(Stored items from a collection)
________

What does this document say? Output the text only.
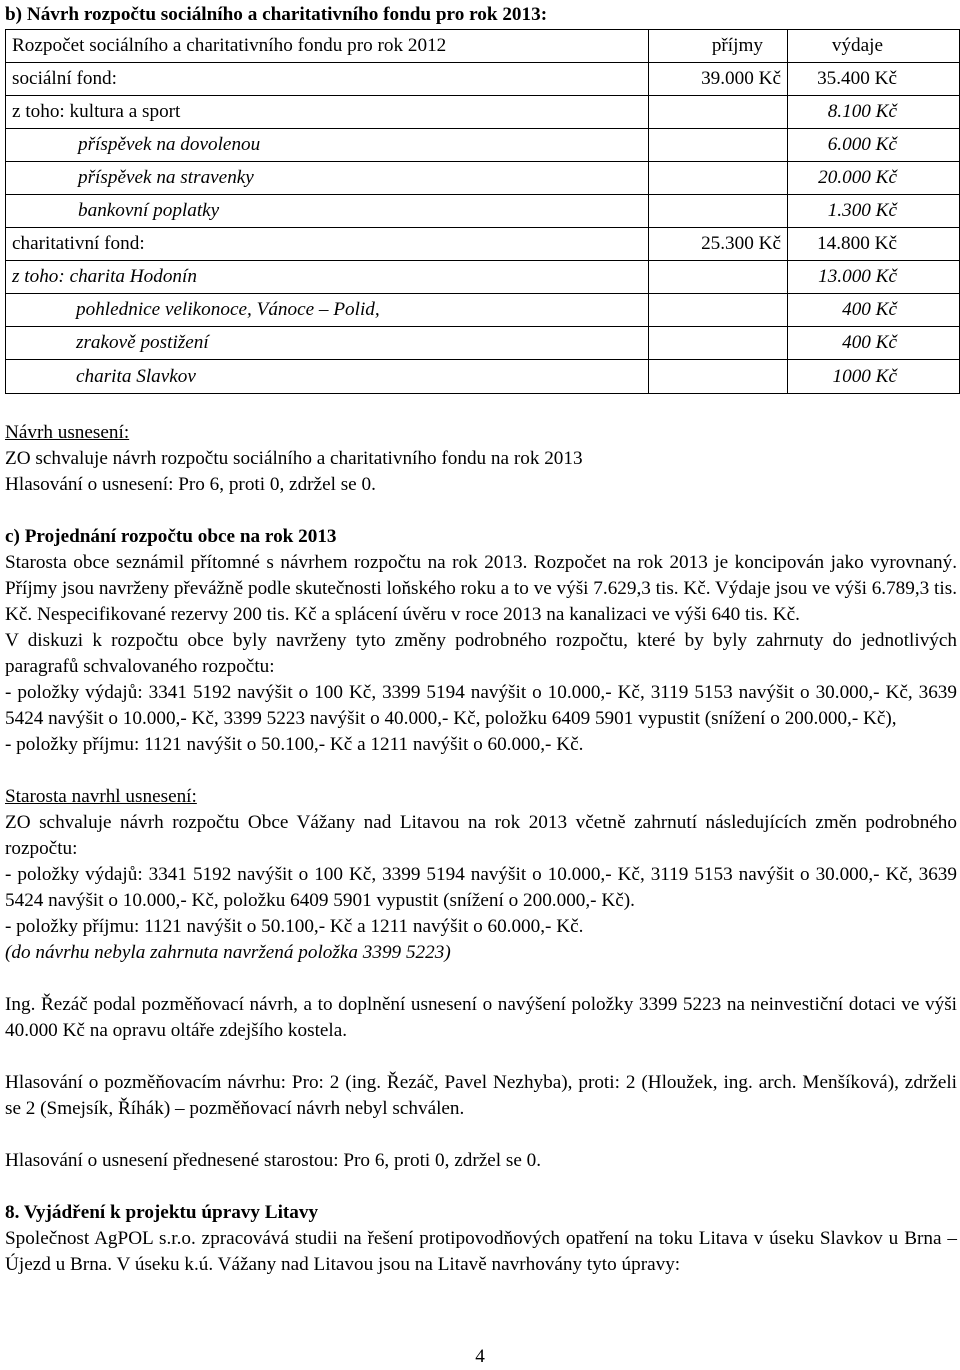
b) Návrh rozpočtu sociálního a charitativního fondu pro rok 2013:
Rozpočet sociálního a charitativního fondu pro rok 2012	příjmy	výdaje
sociální fond:	39.000 Kč	35.400 Kč
z toho: kultura a sport		8.100 Kč
příspěvek na dovolenou		6.000 Kč
příspěvek na stravenky		20.000 Kč
bankovní poplatky		1.300 Kč
charitativní fond:	25.300 Kč	14.800 Kč
z toho: charita Hodonín		13.000 Kč
pohlednice velikonoce, Vánoce – Polid,		400 Kč
zrakově postižení		400 Kč
charita Slavkov		1000 Kč
Návrh usnesení:
ZO schvaluje návrh rozpočtu sociálního a charitativního fondu na rok 2013
Hlasování o usnesení: Pro 6, proti 0, zdržel se 0.
c) Projednání rozpočtu obce na rok 2013

Starosta obce seznámil přítomné s návrhem rozpočtu na rok 2013. Rozpočet na rok 2013 je koncipován jako vyrovnaný. Příjmy jsou navrženy převážně podle skutečnosti loňského roku a to ve výši 7.629,3 tis. Kč. Výdaje jsou ve výši 6.789,3 tis. Kč. Nespecifikované rezervy 200 tis. Kč a splácení úvěru v roce 2013 na kanalizaci ve výši 640 tis. Kč.

V diskuzi k rozpočtu obce byly navrženy tyto změny podrobného rozpočtu, které by byly zahrnuty do jednotlivých paragrafů schvalovaného rozpočtu:

- položky výdajů: 3341 5192 navýšit o 100 Kč, 3399 5194 navýšit o 10.000,- Kč, 3119 5153 navýšit o 30.000,- Kč, 3639 5424 navýšit o 10.000,- Kč, 3399 5223 navýšit o 40.000,- Kč, položku 6409 5901 vypustit (snížení o 200.000,- Kč),

- položky příjmu: 1121 navýšit o 50.100,- Kč a 1211 navýšit o 60.000,- Kč.

Starosta navrhl usnesení:

ZO schvaluje návrh rozpočtu Obce Vážany nad Litavou na rok 2013 včetně zahrnutí následujících změn podrobného rozpočtu:

- položky výdajů: 3341 5192 navýšit o 100 Kč, 3399 5194 navýšit o 10.000,- Kč, 3119 5153 navýšit o 30.000,- Kč, 3639 5424 navýšit o 10.000,- Kč, položku 6409 5901 vypustit (snížení o 200.000,- Kč).

- položky příjmu: 1121 navýšit o 50.100,- Kč a 1211 navýšit o 60.000,- Kč.

(do návrhu nebyla zahrnuta navržená položka 3399 5223)

Ing. Řezáč podal pozměňovací návrh, a to doplnění usnesení o navýšení položky 3399 5223 na neinvestiční dotaci ve výši 40.000 Kč na opravu oltáře zdejšího kostela.

Hlasování o pozměňovacím návrhu: Pro: 2 (ing. Řezáč, Pavel Nezhyba), proti: 2 (Hloužek, ing. arch. Menšíková), zdrželi se 2 (Smejsík, Říhák) – pozměňovací návrh nebyl schválen.

Hlasování o usnesení přednesené starostou: Pro 6, proti 0, zdržel se 0.

8. Vyjádření k projektu úpravy Litavy

Společnost AgPOL s.r.o. zpracovává studii na řešení protipovodňových opatření na toku Litava v úseku Slavkov u Brna – Újezd u Brna. V úseku k.ú. Vážany nad Litavou jsou na Litavě navrhovány tyto úpravy:

4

________

_EXERCISE REQUIREMENTS:_
Please transcribe the material above exactly as written. Leave the pictures out.

_COMPLETED EXERCISE:_
What does this document say? Output the text only.
b) Návrh rozpočtu sociálního a charitativního fondu pro rok 2013:
Rozpočet sociálního a charitativního fondu pro rok 2012	příjmy	výdaje
sociální fond:	39.000 Kč	35.400 Kč
z toho: kultura a sport		8.100 Kč
příspěvek na dovolenou		6.000 Kč
příspěvek na stravenky		20.000 Kč
bankovní poplatky		1.300 Kč
charitativní fond:	25.300 Kč	14.800 Kč
z toho: charita Hodonín		13.000 Kč
pohlednice velikonoce, Vánoce – Polid,		400 Kč
zrakově postižení		400 Kč
charita Slavkov		1000 Kč
Návrh usnesení:
ZO schvaluje návrh rozpočtu sociálního a charitativního fondu na rok 2013
Hlasování o usnesení: Pro 6, proti 0, zdržel se 0.
c) Projednání rozpočtu obce na rok 2013

Starosta obce seznámil přítomné s návrhem rozpočtu na rok 2013. Rozpočet na rok 2013 je koncipován jako vyrovnaný. Příjmy jsou navrženy převážně podle skutečnosti loňského roku a to ve výši 7.629,3 tis. Kč. Výdaje jsou ve výši 6.789,3 tis. Kč. Nespecifikované rezervy 200 tis. Kč a splácení úvěru v roce 2013 na kanalizaci ve výši 640 tis. Kč.

V diskuzi k rozpočtu obce byly navrženy tyto změny podrobného rozpočtu, které by byly zahrnuty do jednotlivých paragrafů schvalovaného rozpočtu:

- položky výdajů: 3341 5192 navýšit o 100 Kč, 3399 5194 navýšit o 10.000,- Kč, 3119 5153 navýšit o 30.000,- Kč, 3639 5424 navýšit o 10.000,- Kč, 3399 5223 navýšit o 40.000,- Kč, položku 6409 5901 vypustit (snížení o 200.000,- Kč),

- položky příjmu: 1121 navýšit o 50.100,- Kč a 1211 navýšit o 60.000,- Kč.

Starosta navrhl usnesení:

ZO schvaluje návrh rozpočtu Obce Vážany nad Litavou na rok 2013 včetně zahrnutí následujících změn podrobného rozpočtu:

- položky výdajů: 3341 5192 navýšit o 100 Kč, 3399 5194 navýšit o 10.000,- Kč, 3119 5153 navýšit o 30.000,- Kč, 3639 5424 navýšit o 10.000,- Kč, položku 6409 5901 vypustit (snížení o 200.000,- Kč).

- položky příjmu: 1121 navýšit o 50.100,- Kč a 1211 navýšit o 60.000,- Kč.

(do návrhu nebyla zahrnuta navržená položka 3399 5223)

Ing. Řezáč podal pozměňovací návrh, a to doplnění usnesení o navýšení položky 3399 5223 na neinvestiční dotaci ve výši 40.000 Kč na opravu oltáře zdejšího kostela.

Hlasování o pozměňovacím návrhu: Pro: 2 (ing. Řezáč, Pavel Nezhyba), proti: 2 (Hloužek, ing. arch. Menšíková), zdrželi se 2 (Smejsík, Říhák) – pozměňovací návrh nebyl schválen.

Hlasování o usnesení přednesené starostou: Pro 6, proti 0, zdržel se 0.

8. Vyjádření k projektu úpravy Litavy

Společnost AgPOL s.r.o. zpracovává studii na řešení protipovodňových opatření na toku Litava v úseku Slavkov u Brna – Újezd u Brna. V úseku k.ú. Vážany nad Litavou jsou na Litavě navrhovány tyto úpravy:

4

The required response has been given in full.